▶ [What you will do]:
Scan the data below. Pull out each line where "piégé" occurs.

[Rows from a dataset]
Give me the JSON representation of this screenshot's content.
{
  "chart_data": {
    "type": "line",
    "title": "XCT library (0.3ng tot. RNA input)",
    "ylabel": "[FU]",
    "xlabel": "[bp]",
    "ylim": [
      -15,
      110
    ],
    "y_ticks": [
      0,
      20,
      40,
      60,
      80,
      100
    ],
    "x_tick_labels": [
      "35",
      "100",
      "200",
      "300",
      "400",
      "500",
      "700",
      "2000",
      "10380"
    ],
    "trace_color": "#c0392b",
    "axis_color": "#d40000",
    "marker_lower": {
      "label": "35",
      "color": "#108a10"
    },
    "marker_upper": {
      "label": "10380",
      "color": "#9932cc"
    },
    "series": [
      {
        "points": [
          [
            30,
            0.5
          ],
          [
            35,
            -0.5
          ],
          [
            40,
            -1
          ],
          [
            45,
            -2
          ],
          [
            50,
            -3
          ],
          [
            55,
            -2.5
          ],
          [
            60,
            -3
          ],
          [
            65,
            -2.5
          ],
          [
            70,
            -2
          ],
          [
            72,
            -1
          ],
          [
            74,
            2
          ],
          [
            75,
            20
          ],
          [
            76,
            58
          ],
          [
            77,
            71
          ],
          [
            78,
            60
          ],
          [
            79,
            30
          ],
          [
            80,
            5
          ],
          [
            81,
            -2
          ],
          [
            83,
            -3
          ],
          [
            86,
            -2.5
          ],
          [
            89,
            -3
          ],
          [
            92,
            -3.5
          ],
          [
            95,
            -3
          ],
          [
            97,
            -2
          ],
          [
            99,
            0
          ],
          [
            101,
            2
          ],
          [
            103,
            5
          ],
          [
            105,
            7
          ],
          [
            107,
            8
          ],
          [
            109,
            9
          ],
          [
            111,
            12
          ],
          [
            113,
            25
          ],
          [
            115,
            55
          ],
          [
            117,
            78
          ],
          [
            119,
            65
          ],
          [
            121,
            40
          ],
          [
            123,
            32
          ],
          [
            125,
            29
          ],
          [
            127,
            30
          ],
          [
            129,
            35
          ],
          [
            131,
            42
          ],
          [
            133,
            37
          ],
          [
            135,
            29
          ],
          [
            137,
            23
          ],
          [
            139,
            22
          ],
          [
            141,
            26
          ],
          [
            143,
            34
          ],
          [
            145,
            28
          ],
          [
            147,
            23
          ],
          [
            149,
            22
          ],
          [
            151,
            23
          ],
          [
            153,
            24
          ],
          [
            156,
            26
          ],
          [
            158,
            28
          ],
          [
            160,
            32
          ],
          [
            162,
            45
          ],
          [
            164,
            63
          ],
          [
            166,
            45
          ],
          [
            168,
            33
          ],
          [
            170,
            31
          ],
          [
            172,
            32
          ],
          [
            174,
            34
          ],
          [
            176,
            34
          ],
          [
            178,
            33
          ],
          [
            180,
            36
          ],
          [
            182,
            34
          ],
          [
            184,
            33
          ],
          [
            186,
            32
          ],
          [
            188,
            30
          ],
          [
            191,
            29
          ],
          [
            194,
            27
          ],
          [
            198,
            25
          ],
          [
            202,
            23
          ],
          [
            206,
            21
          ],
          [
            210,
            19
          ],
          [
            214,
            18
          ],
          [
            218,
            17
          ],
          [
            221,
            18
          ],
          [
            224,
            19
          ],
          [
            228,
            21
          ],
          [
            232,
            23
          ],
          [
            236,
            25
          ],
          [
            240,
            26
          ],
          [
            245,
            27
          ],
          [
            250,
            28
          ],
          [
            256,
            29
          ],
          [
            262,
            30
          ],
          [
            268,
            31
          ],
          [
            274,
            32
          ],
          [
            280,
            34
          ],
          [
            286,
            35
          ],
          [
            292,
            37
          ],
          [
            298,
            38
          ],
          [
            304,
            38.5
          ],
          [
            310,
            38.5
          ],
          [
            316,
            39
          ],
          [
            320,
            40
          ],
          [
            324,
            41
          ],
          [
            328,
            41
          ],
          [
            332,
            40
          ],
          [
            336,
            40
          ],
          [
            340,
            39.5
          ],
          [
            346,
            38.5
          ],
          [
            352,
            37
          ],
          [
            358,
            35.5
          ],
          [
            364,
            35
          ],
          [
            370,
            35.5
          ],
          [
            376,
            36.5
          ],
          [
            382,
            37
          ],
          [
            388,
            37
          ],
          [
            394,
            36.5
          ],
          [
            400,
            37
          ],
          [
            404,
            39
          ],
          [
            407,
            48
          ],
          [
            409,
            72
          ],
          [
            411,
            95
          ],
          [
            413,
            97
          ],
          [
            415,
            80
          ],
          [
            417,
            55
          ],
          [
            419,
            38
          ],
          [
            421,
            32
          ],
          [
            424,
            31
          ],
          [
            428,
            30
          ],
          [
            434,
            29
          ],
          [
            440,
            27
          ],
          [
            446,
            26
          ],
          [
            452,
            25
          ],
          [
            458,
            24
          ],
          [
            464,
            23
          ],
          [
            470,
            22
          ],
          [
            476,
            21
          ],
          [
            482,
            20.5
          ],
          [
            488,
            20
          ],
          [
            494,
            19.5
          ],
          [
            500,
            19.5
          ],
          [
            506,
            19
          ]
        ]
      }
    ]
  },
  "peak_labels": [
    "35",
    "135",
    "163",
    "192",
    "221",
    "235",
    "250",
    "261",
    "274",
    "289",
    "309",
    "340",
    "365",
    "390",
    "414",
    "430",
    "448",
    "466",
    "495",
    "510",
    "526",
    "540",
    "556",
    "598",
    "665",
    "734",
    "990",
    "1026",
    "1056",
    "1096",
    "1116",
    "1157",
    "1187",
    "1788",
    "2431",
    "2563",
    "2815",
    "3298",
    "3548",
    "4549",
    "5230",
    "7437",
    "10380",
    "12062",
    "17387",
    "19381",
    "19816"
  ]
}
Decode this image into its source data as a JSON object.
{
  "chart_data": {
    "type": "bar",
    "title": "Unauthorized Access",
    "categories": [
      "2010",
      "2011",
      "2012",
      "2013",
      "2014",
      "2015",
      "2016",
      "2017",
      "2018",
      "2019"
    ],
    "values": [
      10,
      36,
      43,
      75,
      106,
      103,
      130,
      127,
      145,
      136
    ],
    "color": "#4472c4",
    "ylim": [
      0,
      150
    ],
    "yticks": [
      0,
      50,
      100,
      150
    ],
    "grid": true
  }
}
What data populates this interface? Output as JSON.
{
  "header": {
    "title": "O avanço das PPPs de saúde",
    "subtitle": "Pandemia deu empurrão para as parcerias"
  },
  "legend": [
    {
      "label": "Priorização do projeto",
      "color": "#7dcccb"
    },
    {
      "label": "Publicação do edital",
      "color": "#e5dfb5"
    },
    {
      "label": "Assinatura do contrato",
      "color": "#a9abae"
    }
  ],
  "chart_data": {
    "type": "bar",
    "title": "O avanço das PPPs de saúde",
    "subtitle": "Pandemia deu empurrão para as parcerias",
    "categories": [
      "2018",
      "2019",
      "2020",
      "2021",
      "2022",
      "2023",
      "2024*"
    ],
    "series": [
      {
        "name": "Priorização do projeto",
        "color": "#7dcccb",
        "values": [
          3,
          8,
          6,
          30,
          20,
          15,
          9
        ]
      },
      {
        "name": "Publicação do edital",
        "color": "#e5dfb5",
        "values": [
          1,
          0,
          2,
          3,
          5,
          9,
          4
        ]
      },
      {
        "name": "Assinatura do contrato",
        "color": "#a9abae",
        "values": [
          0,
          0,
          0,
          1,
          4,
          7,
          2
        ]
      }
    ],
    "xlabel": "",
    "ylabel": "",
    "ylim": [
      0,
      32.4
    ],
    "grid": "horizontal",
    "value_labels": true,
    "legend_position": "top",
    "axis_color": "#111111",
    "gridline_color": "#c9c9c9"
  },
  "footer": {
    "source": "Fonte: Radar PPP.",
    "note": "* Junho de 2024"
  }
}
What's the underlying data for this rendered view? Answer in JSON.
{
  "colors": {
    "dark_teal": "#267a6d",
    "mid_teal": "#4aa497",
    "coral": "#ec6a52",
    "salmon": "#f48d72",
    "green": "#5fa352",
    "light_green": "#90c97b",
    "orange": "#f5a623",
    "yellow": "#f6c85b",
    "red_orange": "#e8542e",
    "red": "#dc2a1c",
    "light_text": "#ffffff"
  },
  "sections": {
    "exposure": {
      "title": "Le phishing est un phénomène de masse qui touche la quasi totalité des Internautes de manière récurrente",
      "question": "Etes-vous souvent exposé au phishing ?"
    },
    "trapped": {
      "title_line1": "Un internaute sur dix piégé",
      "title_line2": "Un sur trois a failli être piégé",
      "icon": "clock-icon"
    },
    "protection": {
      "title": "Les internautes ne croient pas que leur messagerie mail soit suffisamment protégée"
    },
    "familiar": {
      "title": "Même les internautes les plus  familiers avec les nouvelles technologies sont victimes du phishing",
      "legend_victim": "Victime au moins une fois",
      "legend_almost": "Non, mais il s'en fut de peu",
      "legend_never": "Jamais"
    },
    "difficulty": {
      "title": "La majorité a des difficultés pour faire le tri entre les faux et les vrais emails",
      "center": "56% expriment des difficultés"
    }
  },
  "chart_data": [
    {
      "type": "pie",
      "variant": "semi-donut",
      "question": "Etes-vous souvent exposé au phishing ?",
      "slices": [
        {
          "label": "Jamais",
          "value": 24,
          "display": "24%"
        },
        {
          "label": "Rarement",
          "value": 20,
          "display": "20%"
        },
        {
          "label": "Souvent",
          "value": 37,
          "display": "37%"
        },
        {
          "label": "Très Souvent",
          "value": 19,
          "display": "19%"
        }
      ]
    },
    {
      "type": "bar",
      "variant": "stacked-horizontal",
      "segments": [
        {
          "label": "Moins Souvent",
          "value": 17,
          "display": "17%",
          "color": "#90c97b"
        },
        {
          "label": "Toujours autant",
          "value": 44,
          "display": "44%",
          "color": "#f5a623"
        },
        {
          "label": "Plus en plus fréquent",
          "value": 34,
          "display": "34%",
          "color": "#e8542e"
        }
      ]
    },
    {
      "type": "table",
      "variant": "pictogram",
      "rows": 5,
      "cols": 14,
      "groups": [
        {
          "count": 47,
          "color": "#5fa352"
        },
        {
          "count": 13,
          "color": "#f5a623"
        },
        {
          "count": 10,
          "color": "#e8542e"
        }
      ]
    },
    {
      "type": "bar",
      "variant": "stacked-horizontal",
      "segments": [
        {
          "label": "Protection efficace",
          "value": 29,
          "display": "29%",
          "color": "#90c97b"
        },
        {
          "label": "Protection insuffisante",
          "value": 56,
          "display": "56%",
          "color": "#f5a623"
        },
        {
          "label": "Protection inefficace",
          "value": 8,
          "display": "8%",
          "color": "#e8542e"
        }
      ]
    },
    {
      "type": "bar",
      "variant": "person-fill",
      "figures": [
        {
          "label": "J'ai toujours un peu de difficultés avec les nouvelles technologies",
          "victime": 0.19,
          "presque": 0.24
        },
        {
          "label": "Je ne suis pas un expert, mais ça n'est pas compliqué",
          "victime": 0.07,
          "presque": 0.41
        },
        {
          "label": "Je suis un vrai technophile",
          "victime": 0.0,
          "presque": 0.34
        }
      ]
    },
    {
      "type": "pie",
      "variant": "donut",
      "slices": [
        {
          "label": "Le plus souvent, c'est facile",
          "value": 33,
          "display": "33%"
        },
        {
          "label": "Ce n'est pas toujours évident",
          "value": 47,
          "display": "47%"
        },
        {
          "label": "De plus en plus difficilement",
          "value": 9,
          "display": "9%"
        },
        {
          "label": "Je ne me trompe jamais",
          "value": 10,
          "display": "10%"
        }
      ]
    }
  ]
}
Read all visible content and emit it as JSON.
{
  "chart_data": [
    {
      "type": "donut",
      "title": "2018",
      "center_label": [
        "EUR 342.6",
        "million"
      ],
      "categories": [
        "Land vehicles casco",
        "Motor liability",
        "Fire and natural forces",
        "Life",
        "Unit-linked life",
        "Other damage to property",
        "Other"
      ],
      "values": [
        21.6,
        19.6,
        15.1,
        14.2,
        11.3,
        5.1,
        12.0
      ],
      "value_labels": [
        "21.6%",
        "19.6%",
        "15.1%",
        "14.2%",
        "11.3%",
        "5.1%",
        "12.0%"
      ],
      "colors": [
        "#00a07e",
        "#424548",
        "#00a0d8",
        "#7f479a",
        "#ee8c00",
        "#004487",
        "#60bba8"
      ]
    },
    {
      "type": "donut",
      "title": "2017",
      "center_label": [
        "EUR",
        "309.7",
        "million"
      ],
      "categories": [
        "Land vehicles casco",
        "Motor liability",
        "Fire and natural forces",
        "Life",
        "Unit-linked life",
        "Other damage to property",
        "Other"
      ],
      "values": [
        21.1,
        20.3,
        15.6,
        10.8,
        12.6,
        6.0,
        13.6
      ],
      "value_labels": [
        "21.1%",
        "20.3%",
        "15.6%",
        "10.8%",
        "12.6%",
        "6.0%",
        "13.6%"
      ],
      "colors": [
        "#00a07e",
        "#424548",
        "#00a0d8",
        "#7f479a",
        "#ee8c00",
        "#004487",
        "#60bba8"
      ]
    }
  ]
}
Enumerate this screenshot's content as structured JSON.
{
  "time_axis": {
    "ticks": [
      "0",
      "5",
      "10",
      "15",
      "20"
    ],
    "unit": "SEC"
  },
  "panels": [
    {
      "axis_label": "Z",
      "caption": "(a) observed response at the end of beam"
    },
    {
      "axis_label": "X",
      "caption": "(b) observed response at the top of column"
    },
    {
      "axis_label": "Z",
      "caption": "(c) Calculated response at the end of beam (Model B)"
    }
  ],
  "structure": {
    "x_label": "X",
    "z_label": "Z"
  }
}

▶ [Answer for this exercise]:
      "title_line1": "Un internaute sur dix piégé",
      "title_line2": "Un sur trois a failli être piégé",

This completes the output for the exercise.